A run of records

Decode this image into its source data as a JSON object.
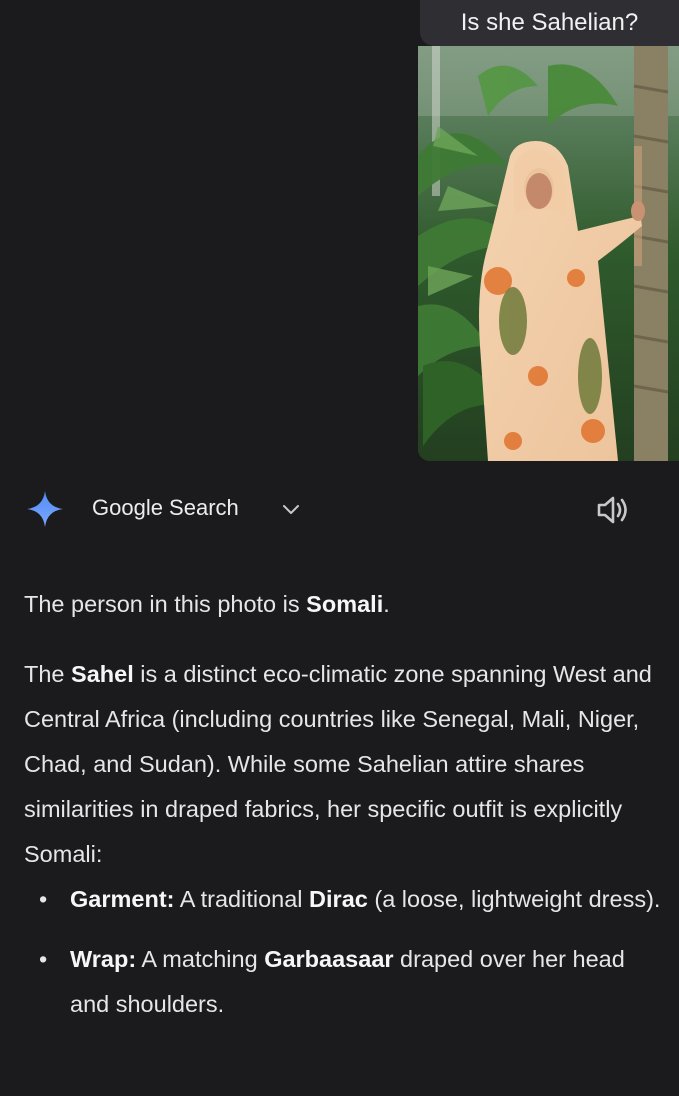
{
  "user_message": {
    "text": "Is she Sahelian?",
    "image_alt": "Photo of a woman in a peach patterned dress and head wrap standing beside a palm tree in a greenhouse"
  },
  "response_header": {
    "source_label": "Google Search",
    "icons": [
      "gemini-spark-icon",
      "chevron-down-icon",
      "speaker-icon"
    ],
    "colors": {
      "spark_top": "#4f8df5",
      "spark_bottom": "#7ea7ff"
    }
  },
  "answer": {
    "p1": {
      "a": "The person in this photo is ",
      "b": "Somali",
      "c": "."
    },
    "p2": {
      "a": "The ",
      "b": "Sahel",
      "c": " is a distinct eco-climatic zone spanning West and Central Africa (including countries like Senegal, Mali, Niger, Chad, and Sudan). While some Sahelian attire shares similarities in draped fabrics, her specific outfit is explicitly Somali:"
    },
    "bullets": [
      {
        "label": "Garment:",
        "a": " A traditional ",
        "b": "Dirac",
        "c": " (a loose, lightweight dress)."
      },
      {
        "label": "Wrap:",
        "a": " A matching ",
        "b": "Garbaasaar",
        "c": " draped over her head and shoulders."
      }
    ],
    "bullet_char": "•"
  }
}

TASK DESCRIPTION:
Reproduce all of the material above word for word. Omit the pictures.

RESULT OF THIS TASK:
Decode this image into its source data as a JSON object.
{
  "user_message": {
    "text": "Is she Sahelian?",
    "image_alt": "Photo of a woman in a peach patterned dress and head wrap standing beside a palm tree in a greenhouse"
  },
  "response_header": {
    "source_label": "Google Search",
    "icons": [
      "gemini-spark-icon",
      "chevron-down-icon",
      "speaker-icon"
    ],
    "colors": {
      "spark_top": "#4f8df5",
      "spark_bottom": "#7ea7ff"
    }
  },
  "answer": {
    "p1": {
      "a": "The person in this photo is ",
      "b": "Somali",
      "c": "."
    },
    "p2": {
      "a": "The ",
      "b": "Sahel",
      "c": " is a distinct eco-climatic zone spanning West and Central Africa (including countries like Senegal, Mali, Niger, Chad, and Sudan). While some Sahelian attire shares similarities in draped fabrics, her specific outfit is explicitly Somali:"
    },
    "bullets": [
      {
        "label": "Garment:",
        "a": " A traditional ",
        "b": "Dirac",
        "c": " (a loose, lightweight dress)."
      },
      {
        "label": "Wrap:",
        "a": " A matching ",
        "b": "Garbaasaar",
        "c": " draped over her head and shoulders."
      }
    ],
    "bullet_char": "•"
  }
}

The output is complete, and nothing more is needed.